◆ **Brief**
Output every line below without omitting or altering anything.

** Start of Records for the task **

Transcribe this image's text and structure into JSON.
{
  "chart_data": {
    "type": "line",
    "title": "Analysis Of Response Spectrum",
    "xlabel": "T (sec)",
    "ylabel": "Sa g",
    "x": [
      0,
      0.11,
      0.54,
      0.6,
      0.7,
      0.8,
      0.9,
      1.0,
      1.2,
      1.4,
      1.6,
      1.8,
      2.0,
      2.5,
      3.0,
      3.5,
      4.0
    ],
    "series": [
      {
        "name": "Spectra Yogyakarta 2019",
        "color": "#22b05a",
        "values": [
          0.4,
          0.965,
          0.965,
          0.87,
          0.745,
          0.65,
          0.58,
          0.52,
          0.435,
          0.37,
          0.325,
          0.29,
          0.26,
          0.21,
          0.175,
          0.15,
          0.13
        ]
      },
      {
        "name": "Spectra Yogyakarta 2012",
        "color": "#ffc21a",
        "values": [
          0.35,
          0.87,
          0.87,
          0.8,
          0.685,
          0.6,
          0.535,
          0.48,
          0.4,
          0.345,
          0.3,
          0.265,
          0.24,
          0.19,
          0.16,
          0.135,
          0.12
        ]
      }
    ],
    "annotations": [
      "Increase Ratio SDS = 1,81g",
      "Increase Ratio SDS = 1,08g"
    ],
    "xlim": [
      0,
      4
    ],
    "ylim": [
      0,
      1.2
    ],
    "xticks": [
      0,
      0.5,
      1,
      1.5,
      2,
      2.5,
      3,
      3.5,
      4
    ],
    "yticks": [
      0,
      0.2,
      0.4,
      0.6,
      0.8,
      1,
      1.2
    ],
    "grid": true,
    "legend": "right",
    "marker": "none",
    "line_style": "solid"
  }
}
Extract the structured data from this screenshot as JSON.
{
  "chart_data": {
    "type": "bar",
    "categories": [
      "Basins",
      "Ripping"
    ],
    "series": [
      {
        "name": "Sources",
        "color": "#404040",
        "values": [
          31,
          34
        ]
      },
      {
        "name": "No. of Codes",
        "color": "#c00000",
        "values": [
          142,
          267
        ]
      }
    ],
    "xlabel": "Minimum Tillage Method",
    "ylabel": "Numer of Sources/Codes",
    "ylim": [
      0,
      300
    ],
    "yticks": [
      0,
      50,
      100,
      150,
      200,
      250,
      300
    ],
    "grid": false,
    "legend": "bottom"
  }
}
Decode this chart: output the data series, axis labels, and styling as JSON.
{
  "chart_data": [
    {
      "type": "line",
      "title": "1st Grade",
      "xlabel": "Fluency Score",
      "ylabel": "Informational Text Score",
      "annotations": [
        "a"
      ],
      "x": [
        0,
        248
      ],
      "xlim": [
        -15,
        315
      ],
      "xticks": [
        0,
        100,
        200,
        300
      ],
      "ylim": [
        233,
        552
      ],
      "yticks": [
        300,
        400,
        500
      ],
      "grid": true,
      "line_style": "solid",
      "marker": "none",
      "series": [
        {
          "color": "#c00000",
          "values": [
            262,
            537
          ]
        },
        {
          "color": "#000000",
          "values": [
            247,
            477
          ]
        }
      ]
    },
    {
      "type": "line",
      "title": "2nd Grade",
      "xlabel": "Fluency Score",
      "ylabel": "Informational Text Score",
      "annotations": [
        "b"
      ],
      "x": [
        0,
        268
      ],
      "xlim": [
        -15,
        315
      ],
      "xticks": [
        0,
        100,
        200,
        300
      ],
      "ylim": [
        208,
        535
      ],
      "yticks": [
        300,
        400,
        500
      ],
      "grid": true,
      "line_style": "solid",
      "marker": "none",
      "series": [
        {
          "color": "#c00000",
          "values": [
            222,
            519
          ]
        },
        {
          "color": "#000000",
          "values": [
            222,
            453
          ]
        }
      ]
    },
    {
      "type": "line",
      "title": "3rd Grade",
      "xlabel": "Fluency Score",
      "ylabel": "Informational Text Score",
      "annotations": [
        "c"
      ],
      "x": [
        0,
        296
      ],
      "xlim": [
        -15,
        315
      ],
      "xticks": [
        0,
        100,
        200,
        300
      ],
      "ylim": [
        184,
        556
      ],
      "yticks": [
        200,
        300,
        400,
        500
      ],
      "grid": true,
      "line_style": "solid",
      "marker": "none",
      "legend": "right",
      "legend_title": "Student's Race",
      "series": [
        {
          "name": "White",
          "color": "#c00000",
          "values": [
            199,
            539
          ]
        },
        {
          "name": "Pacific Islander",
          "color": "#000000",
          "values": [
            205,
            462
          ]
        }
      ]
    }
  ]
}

** End of Records for the task **

◆ **Solution**
Transcribe this image's text and structure into JSON.
{
  "chart_data": {
    "type": "line",
    "title": "Analysis Of Response Spectrum",
    "xlabel": "T (sec)",
    "ylabel": "Sa g",
    "x": [
      0,
      0.11,
      0.54,
      0.6,
      0.7,
      0.8,
      0.9,
      1.0,
      1.2,
      1.4,
      1.6,
      1.8,
      2.0,
      2.5,
      3.0,
      3.5,
      4.0
    ],
    "series": [
      {
        "name": "Spectra Yogyakarta 2019",
        "color": "#22b05a",
        "values": [
          0.4,
          0.965,
          0.965,
          0.87,
          0.745,
          0.65,
          0.58,
          0.52,
          0.435,
          0.37,
          0.325,
          0.29,
          0.26,
          0.21,
          0.175,
          0.15,
          0.13
        ]
      },
      {
        "name": "Spectra Yogyakarta 2012",
        "color": "#ffc21a",
        "values": [
          0.35,
          0.87,
          0.87,
          0.8,
          0.685,
          0.6,
          0.535,
          0.48,
          0.4,
          0.345,
          0.3,
          0.265,
          0.24,
          0.19,
          0.16,
          0.135,
          0.12
        ]
      }
    ],
    "annotations": [
      "Increase Ratio SDS = 1,81g",
      "Increase Ratio SDS = 1,08g"
    ],
    "xlim": [
      0,
      4
    ],
    "ylim": [
      0,
      1.2
    ],
    "xticks": [
      0,
      0.5,
      1,
      1.5,
      2,
      2.5,
      3,
      3.5,
      4
    ],
    "yticks": [
      0,
      0.2,
      0.4,
      0.6,
      0.8,
      1,
      1.2
    ],
    "grid": true,
    "legend": "right",
    "marker": "none",
    "line_style": "solid"
  }
}
Extract the structured data from this screenshot as JSON.
{
  "chart_data": {
    "type": "bar",
    "categories": [
      "Basins",
      "Ripping"
    ],
    "series": [
      {
        "name": "Sources",
        "color": "#404040",
        "values": [
          31,
          34
        ]
      },
      {
        "name": "No. of Codes",
        "color": "#c00000",
        "values": [
          142,
          267
        ]
      }
    ],
    "xlabel": "Minimum Tillage Method",
    "ylabel": "Numer of Sources/Codes",
    "ylim": [
      0,
      300
    ],
    "yticks": [
      0,
      50,
      100,
      150,
      200,
      250,
      300
    ],
    "grid": false,
    "legend": "bottom"
  }
}
Decode this chart: output the data series, axis labels, and styling as JSON.
{
  "chart_data": [
    {
      "type": "line",
      "title": "1st Grade",
      "xlabel": "Fluency Score",
      "ylabel": "Informational Text Score",
      "annotations": [
        "a"
      ],
      "x": [
        0,
        248
      ],
      "xlim": [
        -15,
        315
      ],
      "xticks": [
        0,
        100,
        200,
        300
      ],
      "ylim": [
        233,
        552
      ],
      "yticks": [
        300,
        400,
        500
      ],
      "grid": true,
      "line_style": "solid",
      "marker": "none",
      "series": [
        {
          "color": "#c00000",
          "values": [
            262,
            537
          ]
        },
        {
          "color": "#000000",
          "values": [
            247,
            477
          ]
        }
      ]
    },
    {
      "type": "line",
      "title": "2nd Grade",
      "xlabel": "Fluency Score",
      "ylabel": "Informational Text Score",
      "annotations": [
        "b"
      ],
      "x": [
        0,
        268
      ],
      "xlim": [
        -15,
        315
      ],
      "xticks": [
        0,
        100,
        200,
        300
      ],
      "ylim": [
        208,
        535
      ],
      "yticks": [
        300,
        400,
        500
      ],
      "grid": true,
      "line_style": "solid",
      "marker": "none",
      "series": [
        {
          "color": "#c00000",
          "values": [
            222,
            519
          ]
        },
        {
          "color": "#000000",
          "values": [
            222,
            453
          ]
        }
      ]
    },
    {
      "type": "line",
      "title": "3rd Grade",
      "xlabel": "Fluency Score",
      "ylabel": "Informational Text Score",
      "annotations": [
        "c"
      ],
      "x": [
        0,
        296
      ],
      "xlim": [
        -15,
        315
      ],
      "xticks": [
        0,
        100,
        200,
        300
      ],
      "ylim": [
        184,
        556
      ],
      "yticks": [
        200,
        300,
        400,
        500
      ],
      "grid": true,
      "line_style": "solid",
      "marker": "none",
      "legend": "right",
      "legend_title": "Student's Race",
      "series": [
        {
          "name": "White",
          "color": "#c00000",
          "values": [
            199,
            539
          ]
        },
        {
          "name": "Pacific Islander",
          "color": "#000000",
          "values": [
            205,
            462
          ]
        }
      ]
    }
  ]
}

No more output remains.